>>>>>
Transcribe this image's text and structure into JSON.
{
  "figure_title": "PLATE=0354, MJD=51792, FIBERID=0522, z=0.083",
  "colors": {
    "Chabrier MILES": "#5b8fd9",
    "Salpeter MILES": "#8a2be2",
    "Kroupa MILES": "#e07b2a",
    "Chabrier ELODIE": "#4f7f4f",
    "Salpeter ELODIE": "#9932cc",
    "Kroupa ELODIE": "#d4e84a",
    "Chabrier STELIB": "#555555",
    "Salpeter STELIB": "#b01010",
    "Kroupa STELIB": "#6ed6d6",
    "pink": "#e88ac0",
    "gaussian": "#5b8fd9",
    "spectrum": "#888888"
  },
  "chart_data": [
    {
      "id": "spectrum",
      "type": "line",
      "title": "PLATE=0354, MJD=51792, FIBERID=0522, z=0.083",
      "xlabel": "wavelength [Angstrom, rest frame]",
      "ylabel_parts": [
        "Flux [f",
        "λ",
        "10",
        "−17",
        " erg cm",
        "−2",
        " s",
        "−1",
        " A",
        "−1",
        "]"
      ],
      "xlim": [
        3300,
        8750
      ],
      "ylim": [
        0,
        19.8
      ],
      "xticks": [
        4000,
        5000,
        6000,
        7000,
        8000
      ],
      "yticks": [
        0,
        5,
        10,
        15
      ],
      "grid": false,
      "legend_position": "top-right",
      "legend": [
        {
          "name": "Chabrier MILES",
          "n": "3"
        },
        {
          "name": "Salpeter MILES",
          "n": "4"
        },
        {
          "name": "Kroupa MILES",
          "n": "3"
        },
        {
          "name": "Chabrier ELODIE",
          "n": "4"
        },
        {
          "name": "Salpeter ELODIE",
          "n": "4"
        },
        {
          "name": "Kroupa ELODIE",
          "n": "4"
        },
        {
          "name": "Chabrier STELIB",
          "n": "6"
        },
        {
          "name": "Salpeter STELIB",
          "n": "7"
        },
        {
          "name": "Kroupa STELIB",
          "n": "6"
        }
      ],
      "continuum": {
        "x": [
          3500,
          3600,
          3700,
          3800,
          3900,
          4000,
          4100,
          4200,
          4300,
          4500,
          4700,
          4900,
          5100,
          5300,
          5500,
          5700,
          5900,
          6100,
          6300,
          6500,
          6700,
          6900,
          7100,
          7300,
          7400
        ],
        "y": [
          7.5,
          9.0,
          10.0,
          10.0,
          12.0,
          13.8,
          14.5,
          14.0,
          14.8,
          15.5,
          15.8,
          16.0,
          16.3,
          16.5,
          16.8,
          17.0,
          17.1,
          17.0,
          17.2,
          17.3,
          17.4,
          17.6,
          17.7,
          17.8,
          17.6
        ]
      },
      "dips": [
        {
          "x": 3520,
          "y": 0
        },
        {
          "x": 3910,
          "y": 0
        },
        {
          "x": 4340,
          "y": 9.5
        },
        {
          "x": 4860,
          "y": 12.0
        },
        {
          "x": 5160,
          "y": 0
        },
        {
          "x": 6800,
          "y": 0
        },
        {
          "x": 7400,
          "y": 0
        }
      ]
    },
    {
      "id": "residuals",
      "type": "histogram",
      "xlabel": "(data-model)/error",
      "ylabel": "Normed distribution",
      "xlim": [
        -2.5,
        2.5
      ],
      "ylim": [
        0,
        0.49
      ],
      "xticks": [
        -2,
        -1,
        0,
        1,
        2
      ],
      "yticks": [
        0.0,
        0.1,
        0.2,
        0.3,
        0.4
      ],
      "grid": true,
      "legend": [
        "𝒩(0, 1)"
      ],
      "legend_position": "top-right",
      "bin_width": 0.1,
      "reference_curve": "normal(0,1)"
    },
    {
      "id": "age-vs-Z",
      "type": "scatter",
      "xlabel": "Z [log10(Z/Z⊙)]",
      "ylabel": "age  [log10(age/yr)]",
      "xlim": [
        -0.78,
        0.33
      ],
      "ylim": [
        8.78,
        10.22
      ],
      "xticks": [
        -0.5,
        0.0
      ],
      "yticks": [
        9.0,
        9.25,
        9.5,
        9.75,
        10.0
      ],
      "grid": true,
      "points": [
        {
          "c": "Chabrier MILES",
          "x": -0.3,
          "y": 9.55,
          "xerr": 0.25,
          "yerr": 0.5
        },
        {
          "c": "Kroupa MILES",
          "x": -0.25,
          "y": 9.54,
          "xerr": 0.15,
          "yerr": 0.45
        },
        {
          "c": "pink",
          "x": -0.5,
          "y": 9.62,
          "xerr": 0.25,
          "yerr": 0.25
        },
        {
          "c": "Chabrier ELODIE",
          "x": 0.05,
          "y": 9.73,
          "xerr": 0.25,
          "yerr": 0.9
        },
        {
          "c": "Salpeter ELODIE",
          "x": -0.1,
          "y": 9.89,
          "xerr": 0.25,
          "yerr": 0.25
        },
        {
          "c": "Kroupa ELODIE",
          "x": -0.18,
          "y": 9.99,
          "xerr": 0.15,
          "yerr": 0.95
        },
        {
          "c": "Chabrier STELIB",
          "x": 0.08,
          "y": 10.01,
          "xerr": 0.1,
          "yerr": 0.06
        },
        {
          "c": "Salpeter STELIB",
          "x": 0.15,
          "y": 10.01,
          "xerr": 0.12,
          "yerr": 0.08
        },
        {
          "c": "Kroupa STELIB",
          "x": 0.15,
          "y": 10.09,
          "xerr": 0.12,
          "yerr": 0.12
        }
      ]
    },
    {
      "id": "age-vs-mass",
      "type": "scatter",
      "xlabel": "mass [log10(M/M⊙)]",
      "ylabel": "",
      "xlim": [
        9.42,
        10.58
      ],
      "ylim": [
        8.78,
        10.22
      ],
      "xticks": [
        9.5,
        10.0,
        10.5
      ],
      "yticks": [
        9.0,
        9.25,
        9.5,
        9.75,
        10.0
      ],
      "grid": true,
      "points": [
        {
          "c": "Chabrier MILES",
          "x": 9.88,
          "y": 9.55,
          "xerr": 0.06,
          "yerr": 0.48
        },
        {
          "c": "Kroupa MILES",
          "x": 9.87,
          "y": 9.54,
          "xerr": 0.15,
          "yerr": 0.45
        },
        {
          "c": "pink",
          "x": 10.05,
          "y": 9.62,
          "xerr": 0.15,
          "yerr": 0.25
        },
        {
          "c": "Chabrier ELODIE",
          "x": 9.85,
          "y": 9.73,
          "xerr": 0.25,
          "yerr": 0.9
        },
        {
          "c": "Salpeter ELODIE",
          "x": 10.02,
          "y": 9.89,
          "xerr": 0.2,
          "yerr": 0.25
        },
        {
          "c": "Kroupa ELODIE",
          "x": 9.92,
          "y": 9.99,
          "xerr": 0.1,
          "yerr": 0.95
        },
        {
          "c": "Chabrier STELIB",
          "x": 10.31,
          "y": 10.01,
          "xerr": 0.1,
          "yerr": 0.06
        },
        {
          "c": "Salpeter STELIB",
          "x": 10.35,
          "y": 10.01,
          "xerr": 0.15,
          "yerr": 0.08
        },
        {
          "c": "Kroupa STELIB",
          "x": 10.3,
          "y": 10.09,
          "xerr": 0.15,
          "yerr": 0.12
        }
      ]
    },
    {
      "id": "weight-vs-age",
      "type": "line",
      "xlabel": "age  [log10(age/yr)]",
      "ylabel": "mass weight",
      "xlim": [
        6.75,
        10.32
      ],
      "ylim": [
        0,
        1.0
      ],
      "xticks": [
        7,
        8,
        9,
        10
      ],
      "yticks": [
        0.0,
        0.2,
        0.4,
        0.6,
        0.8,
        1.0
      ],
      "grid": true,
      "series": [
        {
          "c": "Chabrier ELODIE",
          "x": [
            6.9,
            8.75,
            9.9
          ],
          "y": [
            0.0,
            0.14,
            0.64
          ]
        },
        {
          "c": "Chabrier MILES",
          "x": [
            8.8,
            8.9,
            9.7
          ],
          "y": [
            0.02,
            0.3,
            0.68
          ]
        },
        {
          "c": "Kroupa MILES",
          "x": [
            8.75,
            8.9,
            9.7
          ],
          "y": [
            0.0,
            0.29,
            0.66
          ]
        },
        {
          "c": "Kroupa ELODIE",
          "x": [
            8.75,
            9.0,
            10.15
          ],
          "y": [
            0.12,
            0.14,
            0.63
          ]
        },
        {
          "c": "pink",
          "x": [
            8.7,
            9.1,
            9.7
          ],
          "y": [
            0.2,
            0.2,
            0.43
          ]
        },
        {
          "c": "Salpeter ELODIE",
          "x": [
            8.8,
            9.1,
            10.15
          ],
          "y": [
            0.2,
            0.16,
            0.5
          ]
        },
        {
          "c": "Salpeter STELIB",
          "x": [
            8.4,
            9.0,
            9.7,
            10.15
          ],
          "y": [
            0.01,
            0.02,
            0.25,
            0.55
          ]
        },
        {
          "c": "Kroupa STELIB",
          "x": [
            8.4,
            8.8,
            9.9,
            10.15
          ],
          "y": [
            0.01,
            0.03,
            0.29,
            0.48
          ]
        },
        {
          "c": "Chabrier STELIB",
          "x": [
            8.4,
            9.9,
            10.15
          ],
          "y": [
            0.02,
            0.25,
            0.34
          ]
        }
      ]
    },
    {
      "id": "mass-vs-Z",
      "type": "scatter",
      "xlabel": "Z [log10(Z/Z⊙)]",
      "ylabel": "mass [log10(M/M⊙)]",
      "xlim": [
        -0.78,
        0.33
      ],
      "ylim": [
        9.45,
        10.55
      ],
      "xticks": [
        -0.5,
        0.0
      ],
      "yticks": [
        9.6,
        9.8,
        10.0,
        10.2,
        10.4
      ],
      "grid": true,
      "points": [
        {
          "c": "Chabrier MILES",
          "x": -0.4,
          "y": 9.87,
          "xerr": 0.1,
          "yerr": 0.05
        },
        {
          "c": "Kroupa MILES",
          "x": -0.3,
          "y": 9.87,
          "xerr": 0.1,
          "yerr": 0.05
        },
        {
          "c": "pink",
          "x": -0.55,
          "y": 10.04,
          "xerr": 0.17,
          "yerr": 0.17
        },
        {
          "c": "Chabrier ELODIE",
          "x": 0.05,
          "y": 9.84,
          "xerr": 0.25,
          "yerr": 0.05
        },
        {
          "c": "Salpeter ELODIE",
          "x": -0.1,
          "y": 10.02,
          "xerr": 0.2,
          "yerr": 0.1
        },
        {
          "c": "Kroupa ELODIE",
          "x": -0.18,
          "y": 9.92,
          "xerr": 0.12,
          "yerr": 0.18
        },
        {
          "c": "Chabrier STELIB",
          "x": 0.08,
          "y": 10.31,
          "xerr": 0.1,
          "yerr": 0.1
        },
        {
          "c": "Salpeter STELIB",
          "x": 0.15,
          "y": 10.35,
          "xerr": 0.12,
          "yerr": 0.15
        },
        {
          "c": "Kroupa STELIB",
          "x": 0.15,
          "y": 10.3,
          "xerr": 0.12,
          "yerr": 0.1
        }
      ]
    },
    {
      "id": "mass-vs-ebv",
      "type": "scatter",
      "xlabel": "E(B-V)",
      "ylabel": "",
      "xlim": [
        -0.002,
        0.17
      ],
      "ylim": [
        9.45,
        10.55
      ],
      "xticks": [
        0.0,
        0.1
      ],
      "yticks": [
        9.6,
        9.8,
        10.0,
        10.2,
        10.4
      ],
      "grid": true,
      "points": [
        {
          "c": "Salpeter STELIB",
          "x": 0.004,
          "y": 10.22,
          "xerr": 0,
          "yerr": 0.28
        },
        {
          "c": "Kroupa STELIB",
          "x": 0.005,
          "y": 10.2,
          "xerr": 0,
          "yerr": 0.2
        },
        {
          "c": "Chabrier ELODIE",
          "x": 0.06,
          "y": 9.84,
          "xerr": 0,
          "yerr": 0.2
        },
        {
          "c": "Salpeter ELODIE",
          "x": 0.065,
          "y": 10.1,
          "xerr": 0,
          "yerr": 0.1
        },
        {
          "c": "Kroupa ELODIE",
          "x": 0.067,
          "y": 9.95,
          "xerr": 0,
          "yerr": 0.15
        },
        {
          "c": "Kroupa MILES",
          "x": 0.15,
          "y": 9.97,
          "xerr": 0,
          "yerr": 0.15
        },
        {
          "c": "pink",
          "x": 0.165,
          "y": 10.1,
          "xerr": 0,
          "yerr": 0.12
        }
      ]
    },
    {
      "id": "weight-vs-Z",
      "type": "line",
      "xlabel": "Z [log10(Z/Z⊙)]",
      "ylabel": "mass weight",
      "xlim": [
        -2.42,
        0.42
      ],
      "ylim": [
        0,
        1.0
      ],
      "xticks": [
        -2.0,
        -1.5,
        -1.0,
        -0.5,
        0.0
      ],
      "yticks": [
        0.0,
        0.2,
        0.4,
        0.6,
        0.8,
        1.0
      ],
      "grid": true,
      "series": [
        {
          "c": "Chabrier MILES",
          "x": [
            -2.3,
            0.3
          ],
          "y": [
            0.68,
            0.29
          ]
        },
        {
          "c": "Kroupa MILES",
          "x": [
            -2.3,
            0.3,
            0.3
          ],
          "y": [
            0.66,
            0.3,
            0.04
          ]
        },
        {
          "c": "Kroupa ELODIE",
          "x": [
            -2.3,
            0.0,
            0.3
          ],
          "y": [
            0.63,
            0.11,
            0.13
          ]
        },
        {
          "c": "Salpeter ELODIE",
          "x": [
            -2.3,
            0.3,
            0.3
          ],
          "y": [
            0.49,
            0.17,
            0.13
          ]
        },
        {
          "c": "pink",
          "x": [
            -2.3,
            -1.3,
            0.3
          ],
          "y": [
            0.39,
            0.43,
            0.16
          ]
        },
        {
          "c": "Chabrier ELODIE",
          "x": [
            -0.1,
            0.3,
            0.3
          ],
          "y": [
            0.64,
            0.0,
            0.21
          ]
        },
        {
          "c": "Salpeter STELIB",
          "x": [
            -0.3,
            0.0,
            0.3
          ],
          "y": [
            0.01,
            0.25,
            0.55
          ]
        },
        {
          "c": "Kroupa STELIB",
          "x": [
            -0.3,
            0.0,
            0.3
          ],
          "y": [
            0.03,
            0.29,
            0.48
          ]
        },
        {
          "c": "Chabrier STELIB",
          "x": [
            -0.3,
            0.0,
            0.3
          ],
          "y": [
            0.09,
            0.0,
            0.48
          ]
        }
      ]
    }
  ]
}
<<<<<
Exercise
Search the data for "mass" and list every line in which it occurs.

Task result
      "id": "age-vs-mass",
      "xlabel": "mass [log10(M/M⊙)]",
      "ylabel": "mass weight",
      "id": "mass-vs-Z",
      "ylabel": "mass [log10(M/M⊙)]",
      "id": "mass-vs-ebv",
      "ylabel": "mass weight",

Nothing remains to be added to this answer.